Task goal:
Give the number of lines that contain the string "name", please, and nothing else.

Stored rows:

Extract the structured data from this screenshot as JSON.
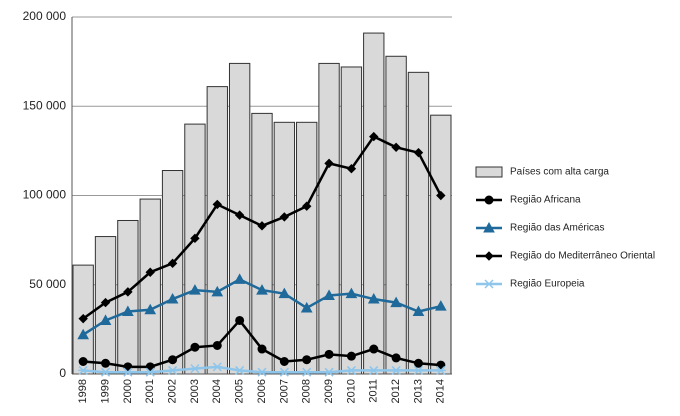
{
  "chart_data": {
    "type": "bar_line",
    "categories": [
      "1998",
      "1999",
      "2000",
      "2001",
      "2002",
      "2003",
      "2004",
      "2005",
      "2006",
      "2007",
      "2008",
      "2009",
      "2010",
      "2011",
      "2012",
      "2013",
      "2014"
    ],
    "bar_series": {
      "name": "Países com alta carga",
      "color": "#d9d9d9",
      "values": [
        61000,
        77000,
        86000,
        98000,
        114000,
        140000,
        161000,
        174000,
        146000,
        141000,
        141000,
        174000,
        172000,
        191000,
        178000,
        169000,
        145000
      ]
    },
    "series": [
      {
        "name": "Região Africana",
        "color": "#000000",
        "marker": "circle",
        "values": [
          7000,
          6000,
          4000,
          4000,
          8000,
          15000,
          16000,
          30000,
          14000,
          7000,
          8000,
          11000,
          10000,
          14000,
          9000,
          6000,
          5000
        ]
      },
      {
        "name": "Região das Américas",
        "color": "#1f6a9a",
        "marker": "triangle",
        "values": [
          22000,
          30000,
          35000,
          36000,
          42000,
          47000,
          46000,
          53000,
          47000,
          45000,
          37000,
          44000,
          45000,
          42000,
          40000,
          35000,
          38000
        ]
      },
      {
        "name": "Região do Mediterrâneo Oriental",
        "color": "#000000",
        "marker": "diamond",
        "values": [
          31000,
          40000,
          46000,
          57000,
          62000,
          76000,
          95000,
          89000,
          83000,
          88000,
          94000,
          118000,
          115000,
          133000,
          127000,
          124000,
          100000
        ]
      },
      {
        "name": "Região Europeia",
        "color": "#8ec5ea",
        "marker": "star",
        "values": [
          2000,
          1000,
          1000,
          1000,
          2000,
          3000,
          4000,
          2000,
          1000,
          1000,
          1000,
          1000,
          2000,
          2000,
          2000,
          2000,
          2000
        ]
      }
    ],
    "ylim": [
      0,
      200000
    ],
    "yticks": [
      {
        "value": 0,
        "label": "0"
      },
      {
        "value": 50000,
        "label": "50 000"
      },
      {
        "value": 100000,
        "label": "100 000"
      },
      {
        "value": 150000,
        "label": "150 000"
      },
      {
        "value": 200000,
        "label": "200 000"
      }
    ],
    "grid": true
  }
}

==

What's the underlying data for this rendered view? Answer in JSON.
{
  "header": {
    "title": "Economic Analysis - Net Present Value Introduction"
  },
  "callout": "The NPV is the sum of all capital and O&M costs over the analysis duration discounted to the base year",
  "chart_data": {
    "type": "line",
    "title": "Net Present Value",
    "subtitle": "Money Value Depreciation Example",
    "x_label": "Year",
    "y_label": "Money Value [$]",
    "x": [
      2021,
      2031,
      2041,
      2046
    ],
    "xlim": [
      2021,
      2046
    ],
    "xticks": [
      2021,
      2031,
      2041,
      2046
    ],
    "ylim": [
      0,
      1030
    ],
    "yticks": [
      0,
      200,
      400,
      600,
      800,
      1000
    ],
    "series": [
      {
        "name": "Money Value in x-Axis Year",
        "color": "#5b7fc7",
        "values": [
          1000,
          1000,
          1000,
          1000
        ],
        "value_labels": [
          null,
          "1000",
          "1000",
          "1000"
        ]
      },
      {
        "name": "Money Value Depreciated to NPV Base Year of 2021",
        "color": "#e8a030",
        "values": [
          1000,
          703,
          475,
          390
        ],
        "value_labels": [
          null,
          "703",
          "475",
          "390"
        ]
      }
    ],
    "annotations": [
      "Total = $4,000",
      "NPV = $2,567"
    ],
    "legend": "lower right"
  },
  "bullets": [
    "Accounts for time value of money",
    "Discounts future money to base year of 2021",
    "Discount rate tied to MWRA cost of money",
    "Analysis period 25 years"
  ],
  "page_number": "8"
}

Exercise result:
7